• TO DO
Skip every picture and transcribe the remaining material exactly.

• EXERCISE MATERIALS
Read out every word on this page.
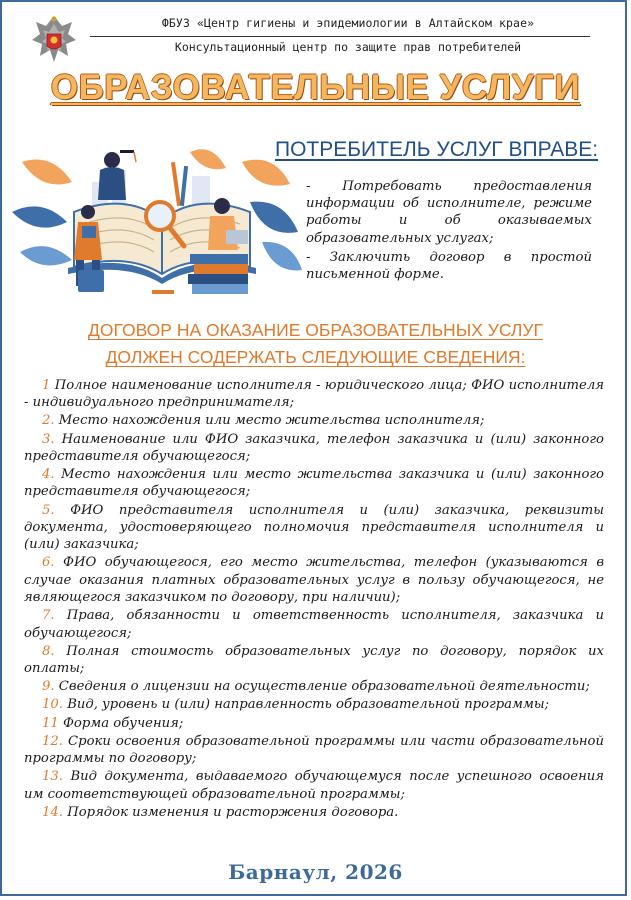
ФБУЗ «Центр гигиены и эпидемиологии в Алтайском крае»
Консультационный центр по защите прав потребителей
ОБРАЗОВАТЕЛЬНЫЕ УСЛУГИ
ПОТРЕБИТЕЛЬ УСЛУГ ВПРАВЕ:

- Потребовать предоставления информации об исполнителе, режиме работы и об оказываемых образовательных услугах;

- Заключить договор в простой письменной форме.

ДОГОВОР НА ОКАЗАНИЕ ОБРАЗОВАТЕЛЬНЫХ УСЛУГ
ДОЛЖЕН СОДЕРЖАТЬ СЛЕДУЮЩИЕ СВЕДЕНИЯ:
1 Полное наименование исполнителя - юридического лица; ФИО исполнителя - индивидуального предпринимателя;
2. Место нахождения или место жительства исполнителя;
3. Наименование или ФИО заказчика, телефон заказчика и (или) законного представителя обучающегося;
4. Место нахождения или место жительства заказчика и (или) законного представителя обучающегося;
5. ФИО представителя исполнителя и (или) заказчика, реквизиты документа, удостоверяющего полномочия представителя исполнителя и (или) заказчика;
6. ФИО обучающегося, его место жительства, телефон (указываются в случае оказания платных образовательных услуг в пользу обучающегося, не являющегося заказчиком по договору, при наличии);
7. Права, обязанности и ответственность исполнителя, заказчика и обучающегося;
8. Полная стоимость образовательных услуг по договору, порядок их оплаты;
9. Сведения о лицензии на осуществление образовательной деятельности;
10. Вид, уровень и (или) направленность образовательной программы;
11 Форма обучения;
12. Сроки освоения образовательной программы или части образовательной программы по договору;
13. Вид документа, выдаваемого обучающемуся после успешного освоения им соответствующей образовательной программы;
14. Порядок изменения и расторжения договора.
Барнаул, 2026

• TASK SOLUTION
Read out every word on this page.
ФБУЗ «Центр гигиены и эпидемиологии в Алтайском крае»
Консультационный центр по защите прав потребителей
ОБРАЗОВАТЕЛЬНЫЕ УСЛУГИ
ПОТРЕБИТЕЛЬ УСЛУГ ВПРАВЕ:

- Потребовать предоставления информации об исполнителе, режиме работы и об оказываемых образовательных услугах;

- Заключить договор в простой письменной форме.

ДОГОВОР НА ОКАЗАНИЕ ОБРАЗОВАТЕЛЬНЫХ УСЛУГ
ДОЛЖЕН СОДЕРЖАТЬ СЛЕДУЮЩИЕ СВЕДЕНИЯ:
1 Полное наименование исполнителя - юридического лица; ФИО исполнителя - индивидуального предпринимателя;
2. Место нахождения или место жительства исполнителя;
3. Наименование или ФИО заказчика, телефон заказчика и (или) законного представителя обучающегося;
4. Место нахождения или место жительства заказчика и (или) законного представителя обучающегося;
5. ФИО представителя исполнителя и (или) заказчика, реквизиты документа, удостоверяющего полномочия представителя исполнителя и (или) заказчика;
6. ФИО обучающегося, его место жительства, телефон (указываются в случае оказания платных образовательных услуг в пользу обучающегося, не являющегося заказчиком по договору, при наличии);
7. Права, обязанности и ответственность исполнителя, заказчика и обучающегося;
8. Полная стоимость образовательных услуг по договору, порядок их оплаты;
9. Сведения о лицензии на осуществление образовательной деятельности;
10. Вид, уровень и (или) направленность образовательной программы;
11 Форма обучения;
12. Сроки освоения образовательной программы или части образовательной программы по договору;
13. Вид документа, выдаваемого обучающемуся после успешного освоения им соответствующей образовательной программы;
14. Порядок изменения и расторжения договора.
Барнаул, 2026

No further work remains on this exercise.